Given instruction »
Copy every line of the data that includes the string "Obecní".

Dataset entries

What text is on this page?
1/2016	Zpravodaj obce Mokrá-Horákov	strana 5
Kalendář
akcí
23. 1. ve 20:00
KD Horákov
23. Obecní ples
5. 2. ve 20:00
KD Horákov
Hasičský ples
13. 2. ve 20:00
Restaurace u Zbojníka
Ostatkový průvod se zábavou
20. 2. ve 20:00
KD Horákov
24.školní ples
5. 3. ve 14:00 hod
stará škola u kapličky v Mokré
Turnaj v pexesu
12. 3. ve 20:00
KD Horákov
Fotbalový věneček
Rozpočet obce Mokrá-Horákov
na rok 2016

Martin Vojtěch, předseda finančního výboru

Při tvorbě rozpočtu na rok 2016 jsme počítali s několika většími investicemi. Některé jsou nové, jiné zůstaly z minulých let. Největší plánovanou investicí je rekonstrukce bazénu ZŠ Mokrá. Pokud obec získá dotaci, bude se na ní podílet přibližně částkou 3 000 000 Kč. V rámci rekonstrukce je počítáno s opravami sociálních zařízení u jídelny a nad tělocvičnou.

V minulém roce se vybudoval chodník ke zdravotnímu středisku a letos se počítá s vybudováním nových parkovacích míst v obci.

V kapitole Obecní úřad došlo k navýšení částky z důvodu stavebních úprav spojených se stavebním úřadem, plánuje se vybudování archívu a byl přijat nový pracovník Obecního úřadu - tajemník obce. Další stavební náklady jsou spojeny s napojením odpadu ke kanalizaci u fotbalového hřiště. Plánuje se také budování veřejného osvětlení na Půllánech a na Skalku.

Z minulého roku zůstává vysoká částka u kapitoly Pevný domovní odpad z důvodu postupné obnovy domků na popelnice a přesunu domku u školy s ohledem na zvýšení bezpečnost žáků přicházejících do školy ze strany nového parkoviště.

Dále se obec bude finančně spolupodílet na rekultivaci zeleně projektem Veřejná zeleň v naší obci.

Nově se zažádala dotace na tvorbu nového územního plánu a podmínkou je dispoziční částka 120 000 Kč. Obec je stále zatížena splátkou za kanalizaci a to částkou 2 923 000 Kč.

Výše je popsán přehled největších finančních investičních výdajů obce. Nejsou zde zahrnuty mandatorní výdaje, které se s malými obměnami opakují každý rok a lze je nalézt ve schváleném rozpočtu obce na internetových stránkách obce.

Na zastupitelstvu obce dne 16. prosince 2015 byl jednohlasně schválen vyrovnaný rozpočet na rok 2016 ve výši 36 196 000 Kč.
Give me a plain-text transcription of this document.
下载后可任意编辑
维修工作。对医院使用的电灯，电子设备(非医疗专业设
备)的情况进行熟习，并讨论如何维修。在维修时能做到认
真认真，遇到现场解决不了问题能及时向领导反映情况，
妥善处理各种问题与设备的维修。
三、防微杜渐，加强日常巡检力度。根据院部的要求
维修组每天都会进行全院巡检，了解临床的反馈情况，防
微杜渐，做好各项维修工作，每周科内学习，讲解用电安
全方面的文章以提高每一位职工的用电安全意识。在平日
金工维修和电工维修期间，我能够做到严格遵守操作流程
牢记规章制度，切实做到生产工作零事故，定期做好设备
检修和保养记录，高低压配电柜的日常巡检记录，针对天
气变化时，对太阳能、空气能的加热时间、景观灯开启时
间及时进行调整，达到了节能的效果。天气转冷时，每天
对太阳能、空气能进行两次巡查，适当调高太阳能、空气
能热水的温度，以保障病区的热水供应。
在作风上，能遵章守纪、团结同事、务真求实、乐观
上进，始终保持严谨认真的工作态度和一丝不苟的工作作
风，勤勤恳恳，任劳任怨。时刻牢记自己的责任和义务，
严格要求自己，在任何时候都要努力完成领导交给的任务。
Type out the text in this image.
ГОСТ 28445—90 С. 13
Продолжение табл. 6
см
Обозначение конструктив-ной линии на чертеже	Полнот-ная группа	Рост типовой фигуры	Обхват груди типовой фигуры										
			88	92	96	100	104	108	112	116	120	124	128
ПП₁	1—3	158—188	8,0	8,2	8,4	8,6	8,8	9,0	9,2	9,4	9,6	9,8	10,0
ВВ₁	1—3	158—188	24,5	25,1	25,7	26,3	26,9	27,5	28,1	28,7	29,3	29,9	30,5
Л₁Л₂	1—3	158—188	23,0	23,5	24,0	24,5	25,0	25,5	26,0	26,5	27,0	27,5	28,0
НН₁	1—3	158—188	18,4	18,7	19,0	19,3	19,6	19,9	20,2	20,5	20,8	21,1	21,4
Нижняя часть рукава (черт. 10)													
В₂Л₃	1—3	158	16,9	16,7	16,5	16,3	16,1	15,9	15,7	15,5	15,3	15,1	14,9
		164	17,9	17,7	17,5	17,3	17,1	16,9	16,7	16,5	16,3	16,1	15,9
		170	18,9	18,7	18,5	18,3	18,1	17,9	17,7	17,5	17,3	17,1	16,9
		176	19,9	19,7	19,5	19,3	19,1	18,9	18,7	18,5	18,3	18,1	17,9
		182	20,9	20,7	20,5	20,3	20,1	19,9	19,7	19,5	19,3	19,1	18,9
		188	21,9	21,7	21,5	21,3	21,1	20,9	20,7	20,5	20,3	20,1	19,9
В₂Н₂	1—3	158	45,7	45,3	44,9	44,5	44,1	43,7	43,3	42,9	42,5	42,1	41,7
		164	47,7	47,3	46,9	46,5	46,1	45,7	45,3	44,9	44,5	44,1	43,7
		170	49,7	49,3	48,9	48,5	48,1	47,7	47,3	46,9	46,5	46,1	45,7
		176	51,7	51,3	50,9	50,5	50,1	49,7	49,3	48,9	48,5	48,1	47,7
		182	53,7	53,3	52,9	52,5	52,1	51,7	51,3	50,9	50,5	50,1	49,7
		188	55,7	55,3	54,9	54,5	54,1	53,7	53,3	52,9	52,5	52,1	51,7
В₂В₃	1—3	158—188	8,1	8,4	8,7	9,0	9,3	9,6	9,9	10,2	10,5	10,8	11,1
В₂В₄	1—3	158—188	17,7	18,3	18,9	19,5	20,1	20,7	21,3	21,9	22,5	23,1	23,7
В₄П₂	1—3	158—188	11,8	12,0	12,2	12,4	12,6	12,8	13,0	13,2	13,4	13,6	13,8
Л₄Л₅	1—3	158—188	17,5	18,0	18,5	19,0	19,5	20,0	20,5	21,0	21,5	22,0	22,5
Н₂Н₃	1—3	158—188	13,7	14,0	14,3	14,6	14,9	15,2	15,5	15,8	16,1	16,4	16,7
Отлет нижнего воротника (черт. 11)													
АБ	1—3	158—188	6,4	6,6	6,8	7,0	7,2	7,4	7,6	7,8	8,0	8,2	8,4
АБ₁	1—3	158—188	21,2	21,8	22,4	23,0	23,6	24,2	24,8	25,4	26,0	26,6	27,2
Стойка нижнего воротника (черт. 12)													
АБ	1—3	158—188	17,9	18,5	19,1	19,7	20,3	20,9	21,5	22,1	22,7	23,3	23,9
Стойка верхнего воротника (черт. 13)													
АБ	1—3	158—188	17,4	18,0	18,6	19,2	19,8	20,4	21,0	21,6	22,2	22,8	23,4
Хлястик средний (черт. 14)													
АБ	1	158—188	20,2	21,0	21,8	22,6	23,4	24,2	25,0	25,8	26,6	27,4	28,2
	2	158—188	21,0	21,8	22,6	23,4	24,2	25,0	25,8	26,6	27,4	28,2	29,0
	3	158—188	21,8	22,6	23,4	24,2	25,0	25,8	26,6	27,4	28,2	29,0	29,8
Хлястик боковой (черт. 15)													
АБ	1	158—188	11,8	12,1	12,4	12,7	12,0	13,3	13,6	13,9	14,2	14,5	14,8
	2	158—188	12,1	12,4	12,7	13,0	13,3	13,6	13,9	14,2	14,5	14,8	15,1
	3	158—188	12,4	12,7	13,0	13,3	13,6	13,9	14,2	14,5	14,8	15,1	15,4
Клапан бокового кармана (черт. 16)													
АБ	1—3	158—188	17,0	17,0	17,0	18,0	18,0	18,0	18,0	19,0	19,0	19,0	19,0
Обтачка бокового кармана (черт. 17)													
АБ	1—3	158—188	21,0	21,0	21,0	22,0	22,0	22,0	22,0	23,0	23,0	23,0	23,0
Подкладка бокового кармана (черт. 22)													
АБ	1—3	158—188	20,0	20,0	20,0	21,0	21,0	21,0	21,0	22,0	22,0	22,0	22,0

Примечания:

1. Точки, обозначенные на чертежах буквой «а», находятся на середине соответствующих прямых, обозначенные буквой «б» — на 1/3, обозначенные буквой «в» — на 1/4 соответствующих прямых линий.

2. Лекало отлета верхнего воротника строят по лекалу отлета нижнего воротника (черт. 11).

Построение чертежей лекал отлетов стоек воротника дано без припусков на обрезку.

Finished answer »
23. Obecní ples
V kapitole Obecní úřad došlo k navýšení částky z důvodu stavebních úprav spojených se stavebním úřadem, plánuje se vybudování archívu a byl přijat nový pracovník Obecního úřadu - tajemník obce. Další stavební náklady jsou spojeny s napojením odpadu ke kanalizaci u fotbalového hřiště. Plánuje se také budování veřejného osvětlení na Půllánech a na Skalku.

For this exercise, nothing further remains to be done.